* **INSTRUCTION**
Select, from the material below, each line with "Users" in it.

* **GIVEN RECORDS**
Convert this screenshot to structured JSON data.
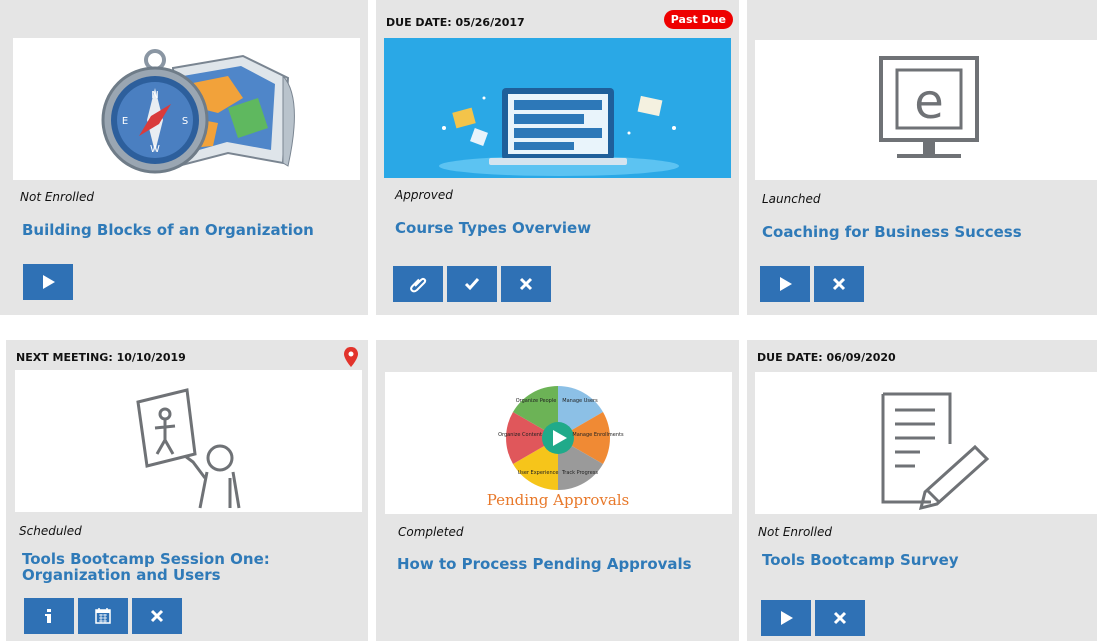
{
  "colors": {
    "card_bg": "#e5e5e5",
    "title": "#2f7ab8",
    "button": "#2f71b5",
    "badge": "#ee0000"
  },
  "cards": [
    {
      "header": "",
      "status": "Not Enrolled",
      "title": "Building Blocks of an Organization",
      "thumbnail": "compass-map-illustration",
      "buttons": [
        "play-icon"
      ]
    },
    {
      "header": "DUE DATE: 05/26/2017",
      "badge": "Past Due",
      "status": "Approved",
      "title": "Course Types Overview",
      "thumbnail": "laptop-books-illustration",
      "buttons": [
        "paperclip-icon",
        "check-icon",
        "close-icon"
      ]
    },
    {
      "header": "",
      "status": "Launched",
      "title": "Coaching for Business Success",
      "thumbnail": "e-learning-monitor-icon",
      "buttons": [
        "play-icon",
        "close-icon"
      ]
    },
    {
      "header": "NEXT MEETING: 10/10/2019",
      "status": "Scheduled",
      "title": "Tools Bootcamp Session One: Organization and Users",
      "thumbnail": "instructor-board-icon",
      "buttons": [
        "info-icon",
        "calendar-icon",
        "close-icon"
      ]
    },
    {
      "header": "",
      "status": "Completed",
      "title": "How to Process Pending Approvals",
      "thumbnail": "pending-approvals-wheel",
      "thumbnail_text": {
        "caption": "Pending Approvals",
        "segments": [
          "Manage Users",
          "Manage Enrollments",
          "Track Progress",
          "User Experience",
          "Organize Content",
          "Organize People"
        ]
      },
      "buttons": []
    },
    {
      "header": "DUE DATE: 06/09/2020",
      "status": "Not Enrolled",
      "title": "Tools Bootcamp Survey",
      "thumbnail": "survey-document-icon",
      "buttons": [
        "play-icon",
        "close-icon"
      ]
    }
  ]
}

* **REPLY**
      "title": "Tools Bootcamp Session One: Organization and Users",
          "Manage Users",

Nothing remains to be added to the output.